### Source text
_____

Summary information
GPS coordinates: 32.46786, 36.24187
Structure is visible in Google maps.
The northwest portion has been destroyed by a modern road.The monastery Of St. George consists of a complex of buildings on the north and south sides of a walled courtyard, or cloister. A passage leads between the buildings on the south side of the court to a church of medium size, and there is a long building spanned by four transverse arches on the north side of the group; these arches are all in situ with the roofing slabs above them. The monastery is perhaps the least well-built of all the larger buildings of the town.
[The church was accessible from the west by a central gate, and to the north from the courtyard.]
The chancel arch of the church is much narrower than the apse behind it. There is no chamber on the south side of the apse; but the chamber on the north side is carried up in a tower about 12 m. high. A doorway in its second story was reached by a flight of corbelled steps in the north wall of the church. A staircase begins in the second story and winds up to the top of the tower. Though the tower itself is well built and certainly of early Christian. date, the stairs are so crudely constructed as to suggest that they were inserted in early Mohammedan times.

_____

### Information shown
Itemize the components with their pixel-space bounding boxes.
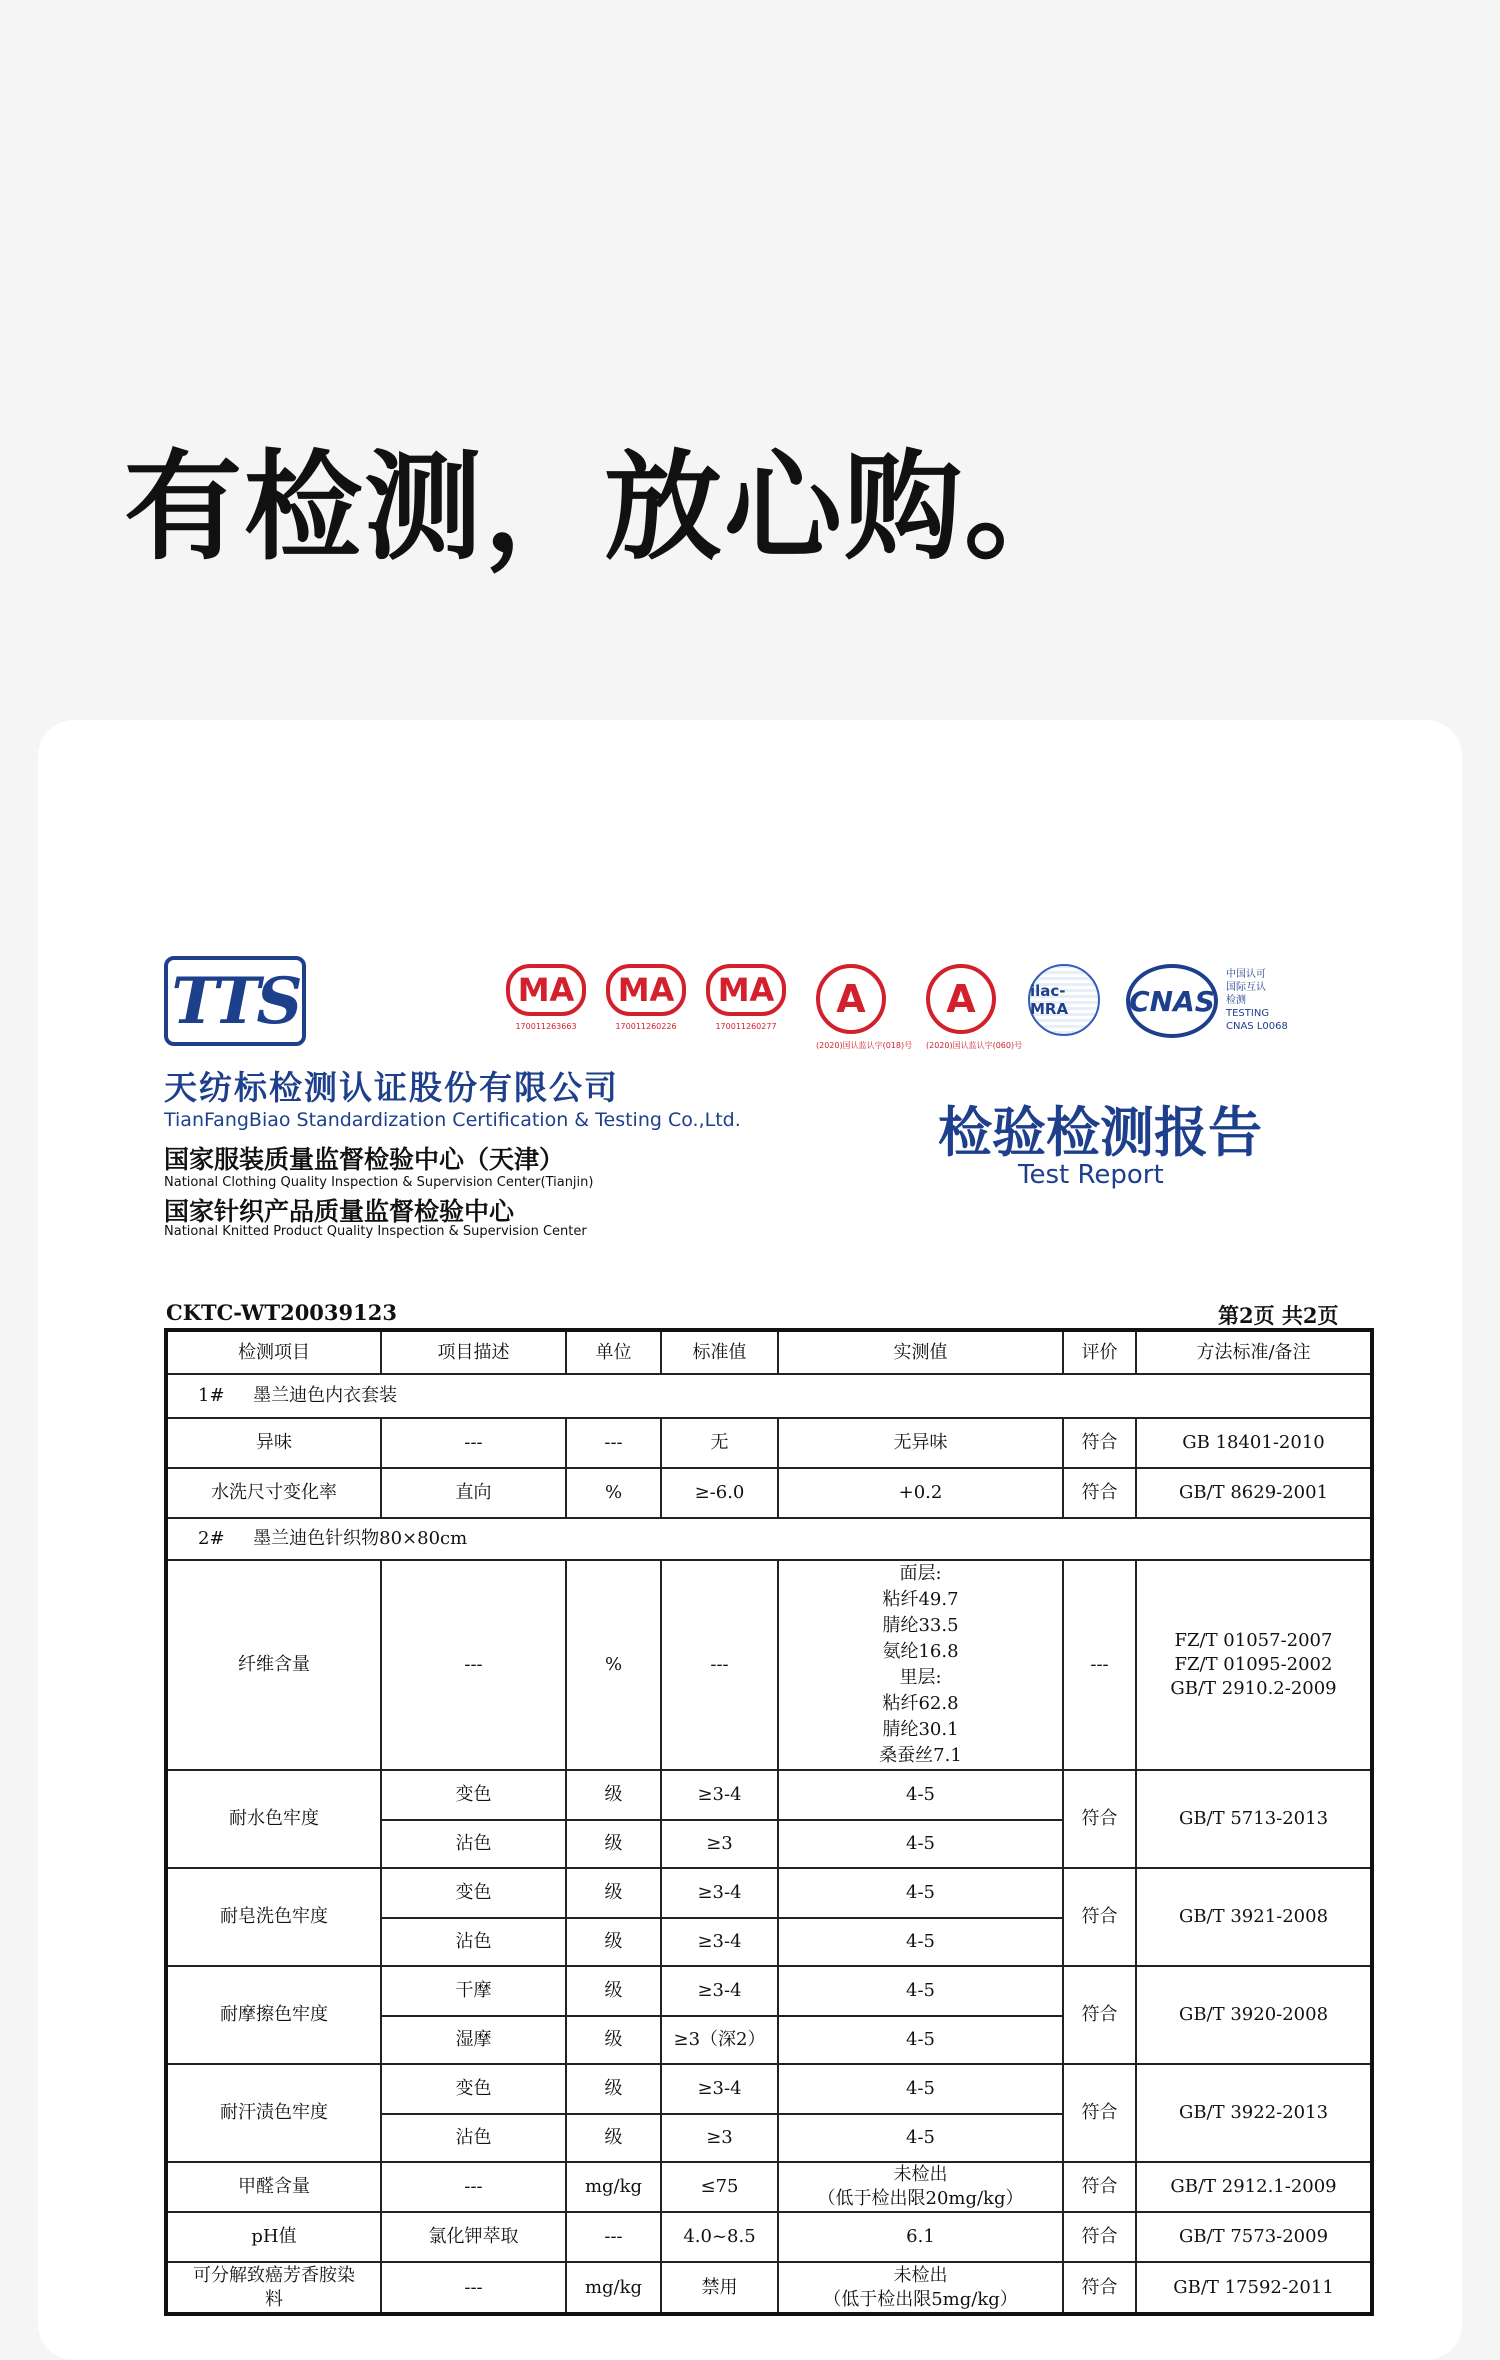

_____

### What is needed
List every historical period the description of the Monastery of St. George uses to date part of the site, along with the part each one dates.

### Written reply
- Modern: the road that destroyed the northwest portion
- Early Christian: the tower
- Early Mohammedan: the stairs inside the tower, which were probably inserted then